TASK REQUIREMENTS
Can you output the records below exactly as they are written?

Structured figure records:
— begin —
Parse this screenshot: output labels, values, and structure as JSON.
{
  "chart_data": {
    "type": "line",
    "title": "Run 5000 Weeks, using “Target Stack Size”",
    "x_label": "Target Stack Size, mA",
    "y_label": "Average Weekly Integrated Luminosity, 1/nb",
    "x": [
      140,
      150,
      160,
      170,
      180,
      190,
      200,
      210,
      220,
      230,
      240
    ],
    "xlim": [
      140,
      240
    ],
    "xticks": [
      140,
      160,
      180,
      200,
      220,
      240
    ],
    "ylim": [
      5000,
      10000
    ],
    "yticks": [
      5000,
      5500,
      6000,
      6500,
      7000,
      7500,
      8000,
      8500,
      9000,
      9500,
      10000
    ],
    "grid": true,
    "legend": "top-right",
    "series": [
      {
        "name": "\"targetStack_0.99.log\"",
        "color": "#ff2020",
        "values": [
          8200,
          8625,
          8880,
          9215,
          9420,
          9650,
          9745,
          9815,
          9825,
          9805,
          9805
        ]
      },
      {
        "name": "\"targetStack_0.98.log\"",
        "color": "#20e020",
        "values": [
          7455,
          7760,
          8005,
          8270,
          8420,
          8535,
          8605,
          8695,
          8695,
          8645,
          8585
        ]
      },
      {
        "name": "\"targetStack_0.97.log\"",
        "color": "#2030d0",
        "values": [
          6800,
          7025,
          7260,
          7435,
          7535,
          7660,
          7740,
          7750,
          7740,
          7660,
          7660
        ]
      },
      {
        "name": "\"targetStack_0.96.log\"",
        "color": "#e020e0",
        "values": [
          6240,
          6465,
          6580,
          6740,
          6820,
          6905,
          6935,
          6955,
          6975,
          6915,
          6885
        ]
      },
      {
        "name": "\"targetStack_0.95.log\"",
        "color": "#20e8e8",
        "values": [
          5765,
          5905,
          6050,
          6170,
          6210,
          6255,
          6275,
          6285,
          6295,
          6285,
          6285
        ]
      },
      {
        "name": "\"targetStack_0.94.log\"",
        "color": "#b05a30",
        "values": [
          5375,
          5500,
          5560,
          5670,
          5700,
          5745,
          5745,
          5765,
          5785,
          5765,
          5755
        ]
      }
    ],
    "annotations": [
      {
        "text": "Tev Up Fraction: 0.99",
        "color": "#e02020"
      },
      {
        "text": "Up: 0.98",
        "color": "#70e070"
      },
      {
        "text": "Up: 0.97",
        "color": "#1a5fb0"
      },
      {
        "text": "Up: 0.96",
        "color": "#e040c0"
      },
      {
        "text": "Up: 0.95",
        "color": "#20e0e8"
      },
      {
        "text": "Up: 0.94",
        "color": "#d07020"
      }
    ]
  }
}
— end —
RESULT OF THE EXERCISE
Parse this screenshot: output labels, values, and structure as JSON.
{
  "chart_data": {
    "type": "line",
    "title": "Run 5000 Weeks, using “Target Stack Size”",
    "x_label": "Target Stack Size, mA",
    "y_label": "Average Weekly Integrated Luminosity, 1/nb",
    "x": [
      140,
      150,
      160,
      170,
      180,
      190,
      200,
      210,
      220,
      230,
      240
    ],
    "xlim": [
      140,
      240
    ],
    "xticks": [
      140,
      160,
      180,
      200,
      220,
      240
    ],
    "ylim": [
      5000,
      10000
    ],
    "yticks": [
      5000,
      5500,
      6000,
      6500,
      7000,
      7500,
      8000,
      8500,
      9000,
      9500,
      10000
    ],
    "grid": true,
    "legend": "top-right",
    "series": [
      {
        "name": "\"targetStack_0.99.log\"",
        "color": "#ff2020",
        "values": [
          8200,
          8625,
          8880,
          9215,
          9420,
          9650,
          9745,
          9815,
          9825,
          9805,
          9805
        ]
      },
      {
        "name": "\"targetStack_0.98.log\"",
        "color": "#20e020",
        "values": [
          7455,
          7760,
          8005,
          8270,
          8420,
          8535,
          8605,
          8695,
          8695,
          8645,
          8585
        ]
      },
      {
        "name": "\"targetStack_0.97.log\"",
        "color": "#2030d0",
        "values": [
          6800,
          7025,
          7260,
          7435,
          7535,
          7660,
          7740,
          7750,
          7740,
          7660,
          7660
        ]
      },
      {
        "name": "\"targetStack_0.96.log\"",
        "color": "#e020e0",
        "values": [
          6240,
          6465,
          6580,
          6740,
          6820,
          6905,
          6935,
          6955,
          6975,
          6915,
          6885
        ]
      },
      {
        "name": "\"targetStack_0.95.log\"",
        "color": "#20e8e8",
        "values": [
          5765,
          5905,
          6050,
          6170,
          6210,
          6255,
          6275,
          6285,
          6295,
          6285,
          6285
        ]
      },
      {
        "name": "\"targetStack_0.94.log\"",
        "color": "#b05a30",
        "values": [
          5375,
          5500,
          5560,
          5670,
          5700,
          5745,
          5745,
          5765,
          5785,
          5765,
          5755
        ]
      }
    ],
    "annotations": [
      {
        "text": "Tev Up Fraction: 0.99",
        "color": "#e02020"
      },
      {
        "text": "Up: 0.98",
        "color": "#70e070"
      },
      {
        "text": "Up: 0.97",
        "color": "#1a5fb0"
      },
      {
        "text": "Up: 0.96",
        "color": "#e040c0"
      },
      {
        "text": "Up: 0.95",
        "color": "#20e0e8"
      },
      {
        "text": "Up: 0.94",
        "color": "#d07020"
      }
    ]
  }
}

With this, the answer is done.